■ **Exercise requirements**
Restate the entire listing word for word.

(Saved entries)
□ □ □

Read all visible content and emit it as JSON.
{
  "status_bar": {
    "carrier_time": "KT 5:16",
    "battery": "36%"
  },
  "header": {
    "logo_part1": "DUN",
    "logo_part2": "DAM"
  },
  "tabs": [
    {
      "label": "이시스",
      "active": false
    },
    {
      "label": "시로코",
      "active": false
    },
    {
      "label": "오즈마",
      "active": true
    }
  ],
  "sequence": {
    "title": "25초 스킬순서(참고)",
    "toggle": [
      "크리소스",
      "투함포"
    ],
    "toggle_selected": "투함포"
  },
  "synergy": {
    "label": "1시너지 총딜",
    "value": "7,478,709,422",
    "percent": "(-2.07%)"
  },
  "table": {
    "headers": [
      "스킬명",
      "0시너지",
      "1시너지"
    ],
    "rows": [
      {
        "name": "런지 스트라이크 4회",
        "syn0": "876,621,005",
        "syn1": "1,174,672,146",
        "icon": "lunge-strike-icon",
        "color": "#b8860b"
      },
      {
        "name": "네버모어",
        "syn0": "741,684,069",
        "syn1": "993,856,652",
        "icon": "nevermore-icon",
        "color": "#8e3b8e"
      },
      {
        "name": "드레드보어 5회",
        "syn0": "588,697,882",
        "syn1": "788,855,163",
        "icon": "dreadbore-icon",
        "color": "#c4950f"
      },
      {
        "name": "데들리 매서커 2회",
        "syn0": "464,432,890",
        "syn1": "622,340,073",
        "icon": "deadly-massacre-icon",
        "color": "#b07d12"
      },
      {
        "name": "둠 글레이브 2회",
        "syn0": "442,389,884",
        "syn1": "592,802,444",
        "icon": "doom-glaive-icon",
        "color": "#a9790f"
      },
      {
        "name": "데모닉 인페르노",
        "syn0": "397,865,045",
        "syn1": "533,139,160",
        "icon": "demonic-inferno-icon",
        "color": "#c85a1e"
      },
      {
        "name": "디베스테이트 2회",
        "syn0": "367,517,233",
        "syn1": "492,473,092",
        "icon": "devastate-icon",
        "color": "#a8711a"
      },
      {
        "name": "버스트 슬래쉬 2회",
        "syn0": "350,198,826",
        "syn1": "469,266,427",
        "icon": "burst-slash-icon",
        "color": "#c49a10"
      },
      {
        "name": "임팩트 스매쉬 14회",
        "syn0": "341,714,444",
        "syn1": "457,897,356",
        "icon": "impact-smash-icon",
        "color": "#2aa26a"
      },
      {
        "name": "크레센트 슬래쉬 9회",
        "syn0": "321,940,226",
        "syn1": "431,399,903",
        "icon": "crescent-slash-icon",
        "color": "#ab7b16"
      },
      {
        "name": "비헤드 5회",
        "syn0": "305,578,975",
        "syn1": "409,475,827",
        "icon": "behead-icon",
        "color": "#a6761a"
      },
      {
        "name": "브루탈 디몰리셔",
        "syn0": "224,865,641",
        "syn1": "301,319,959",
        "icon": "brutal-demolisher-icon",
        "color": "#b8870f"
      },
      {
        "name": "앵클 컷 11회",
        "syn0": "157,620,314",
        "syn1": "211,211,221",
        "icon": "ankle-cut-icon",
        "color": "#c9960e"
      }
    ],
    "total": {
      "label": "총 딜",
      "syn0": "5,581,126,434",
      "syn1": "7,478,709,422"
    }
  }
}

□ □ □

■ **Exercise output**
Read all visible content and emit it as JSON.
{
  "status_bar": {
    "carrier_time": "KT 5:16",
    "battery": "36%"
  },
  "header": {
    "logo_part1": "DUN",
    "logo_part2": "DAM"
  },
  "tabs": [
    {
      "label": "이시스",
      "active": false
    },
    {
      "label": "시로코",
      "active": false
    },
    {
      "label": "오즈마",
      "active": true
    }
  ],
  "sequence": {
    "title": "25초 스킬순서(참고)",
    "toggle": [
      "크리소스",
      "투함포"
    ],
    "toggle_selected": "투함포"
  },
  "synergy": {
    "label": "1시너지 총딜",
    "value": "7,478,709,422",
    "percent": "(-2.07%)"
  },
  "table": {
    "headers": [
      "스킬명",
      "0시너지",
      "1시너지"
    ],
    "rows": [
      {
        "name": "런지 스트라이크 4회",
        "syn0": "876,621,005",
        "syn1": "1,174,672,146",
        "icon": "lunge-strike-icon",
        "color": "#b8860b"
      },
      {
        "name": "네버모어",
        "syn0": "741,684,069",
        "syn1": "993,856,652",
        "icon": "nevermore-icon",
        "color": "#8e3b8e"
      },
      {
        "name": "드레드보어 5회",
        "syn0": "588,697,882",
        "syn1": "788,855,163",
        "icon": "dreadbore-icon",
        "color": "#c4950f"
      },
      {
        "name": "데들리 매서커 2회",
        "syn0": "464,432,890",
        "syn1": "622,340,073",
        "icon": "deadly-massacre-icon",
        "color": "#b07d12"
      },
      {
        "name": "둠 글레이브 2회",
        "syn0": "442,389,884",
        "syn1": "592,802,444",
        "icon": "doom-glaive-icon",
        "color": "#a9790f"
      },
      {
        "name": "데모닉 인페르노",
        "syn0": "397,865,045",
        "syn1": "533,139,160",
        "icon": "demonic-inferno-icon",
        "color": "#c85a1e"
      },
      {
        "name": "디베스테이트 2회",
        "syn0": "367,517,233",
        "syn1": "492,473,092",
        "icon": "devastate-icon",
        "color": "#a8711a"
      },
      {
        "name": "버스트 슬래쉬 2회",
        "syn0": "350,198,826",
        "syn1": "469,266,427",
        "icon": "burst-slash-icon",
        "color": "#c49a10"
      },
      {
        "name": "임팩트 스매쉬 14회",
        "syn0": "341,714,444",
        "syn1": "457,897,356",
        "icon": "impact-smash-icon",
        "color": "#2aa26a"
      },
      {
        "name": "크레센트 슬래쉬 9회",
        "syn0": "321,940,226",
        "syn1": "431,399,903",
        "icon": "crescent-slash-icon",
        "color": "#ab7b16"
      },
      {
        "name": "비헤드 5회",
        "syn0": "305,578,975",
        "syn1": "409,475,827",
        "icon": "behead-icon",
        "color": "#a6761a"
      },
      {
        "name": "브루탈 디몰리셔",
        "syn0": "224,865,641",
        "syn1": "301,319,959",
        "icon": "brutal-demolisher-icon",
        "color": "#b8870f"
      },
      {
        "name": "앵클 컷 11회",
        "syn0": "157,620,314",
        "syn1": "211,211,221",
        "icon": "ankle-cut-icon",
        "color": "#c9960e"
      }
    ],
    "total": {
      "label": "총 딜",
      "syn0": "5,581,126,434",
      "syn1": "7,478,709,422"
    }
  }
}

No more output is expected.